The records should be repeated word for word, pictures excluded.

━━━━━━━━━━

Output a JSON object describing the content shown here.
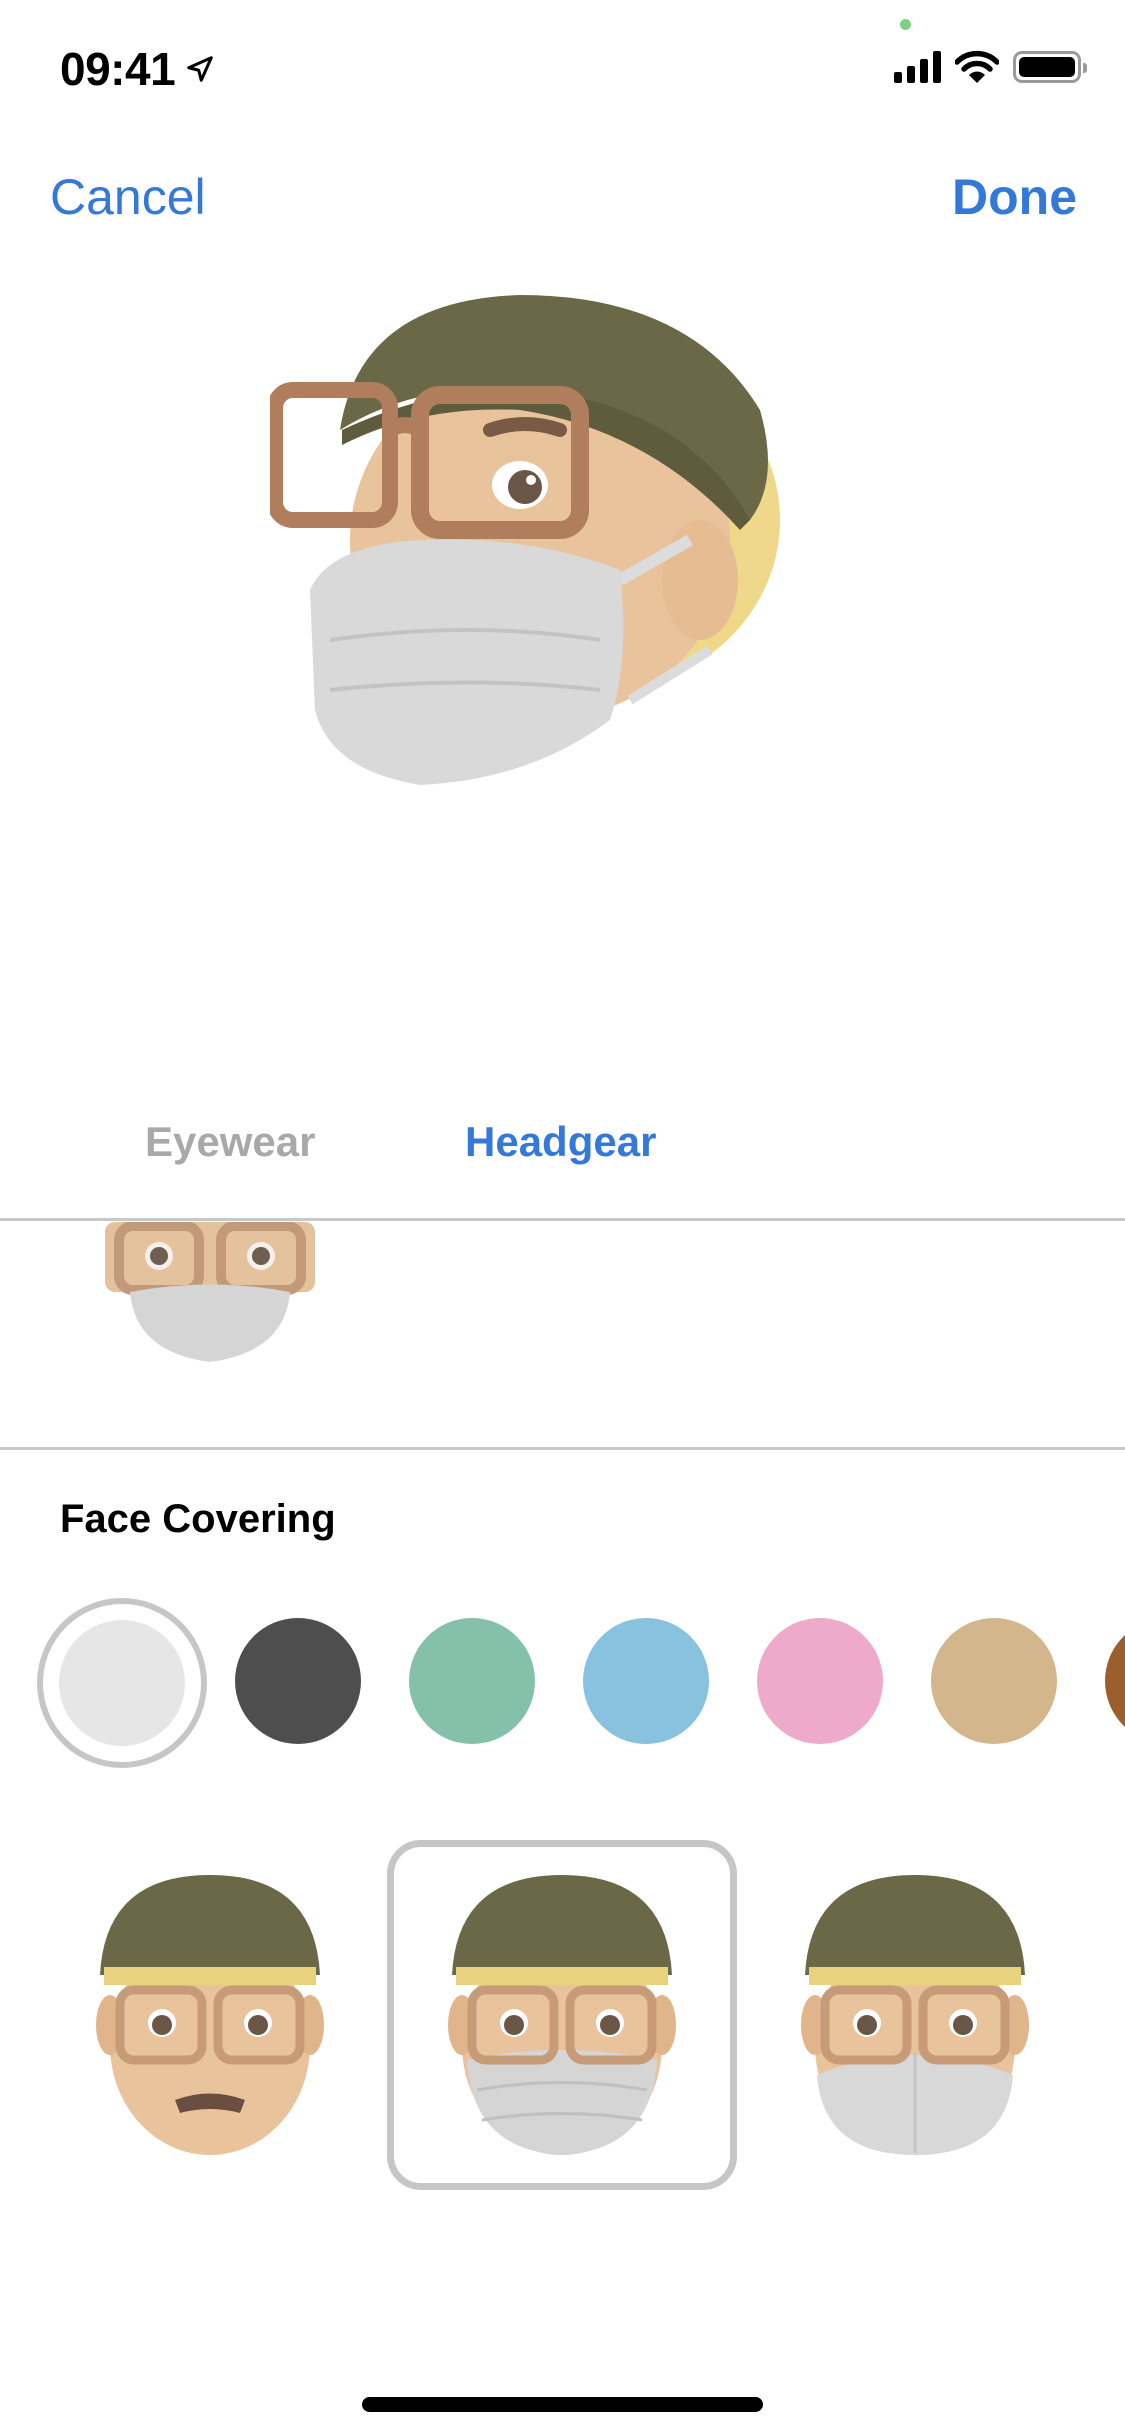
{
  "status_bar": {
    "time": "09:41",
    "location_icon": "location-arrow-icon",
    "signal_icon": "cellular-signal-icon",
    "wifi_icon": "wifi-icon",
    "battery_icon": "battery-icon",
    "camera_indicator_color": "#7fcf87"
  },
  "nav": {
    "cancel_label": "Cancel",
    "done_label": "Done",
    "accent_color": "#3478d8"
  },
  "preview": {
    "description": "Memoji with olive beanie, brown glasses, gray face mask"
  },
  "tabs": [
    {
      "label": "Eyewear",
      "active": false
    },
    {
      "label": "Headgear",
      "active": true
    }
  ],
  "face_covering": {
    "title": "Face Covering",
    "colors": [
      {
        "name": "light-gray",
        "hex": "#e6e6e6",
        "selected": true
      },
      {
        "name": "dark-gray",
        "hex": "#4e4e4e",
        "selected": false
      },
      {
        "name": "teal",
        "hex": "#84c0aa",
        "selected": false
      },
      {
        "name": "blue",
        "hex": "#88c2de",
        "selected": false
      },
      {
        "name": "pink",
        "hex": "#eeaaca",
        "selected": false
      },
      {
        "name": "tan",
        "hex": "#d4b68c",
        "selected": false
      },
      {
        "name": "brown",
        "hex": "#9a5f2c",
        "selected": false
      }
    ],
    "options": [
      {
        "name": "none",
        "selected": false
      },
      {
        "name": "cloth-mask",
        "selected": true
      },
      {
        "name": "n95-mask",
        "selected": false
      }
    ]
  }
}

━━━━━━━━━━

**ANSWER FOR THIS EXERCISE:**
Output a JSON object describing the content shown here.
{
  "status_bar": {
    "time": "09:41",
    "location_icon": "location-arrow-icon",
    "signal_icon": "cellular-signal-icon",
    "wifi_icon": "wifi-icon",
    "battery_icon": "battery-icon",
    "camera_indicator_color": "#7fcf87"
  },
  "nav": {
    "cancel_label": "Cancel",
    "done_label": "Done",
    "accent_color": "#3478d8"
  },
  "preview": {
    "description": "Memoji with olive beanie, brown glasses, gray face mask"
  },
  "tabs": [
    {
      "label": "Eyewear",
      "active": false
    },
    {
      "label": "Headgear",
      "active": true
    }
  ],
  "face_covering": {
    "title": "Face Covering",
    "colors": [
      {
        "name": "light-gray",
        "hex": "#e6e6e6",
        "selected": true
      },
      {
        "name": "dark-gray",
        "hex": "#4e4e4e",
        "selected": false
      },
      {
        "name": "teal",
        "hex": "#84c0aa",
        "selected": false
      },
      {
        "name": "blue",
        "hex": "#88c2de",
        "selected": false
      },
      {
        "name": "pink",
        "hex": "#eeaaca",
        "selected": false
      },
      {
        "name": "tan",
        "hex": "#d4b68c",
        "selected": false
      },
      {
        "name": "brown",
        "hex": "#9a5f2c",
        "selected": false
      }
    ],
    "options": [
      {
        "name": "none",
        "selected": false
      },
      {
        "name": "cloth-mask",
        "selected": true
      },
      {
        "name": "n95-mask",
        "selected": false
      }
    ]
  }
}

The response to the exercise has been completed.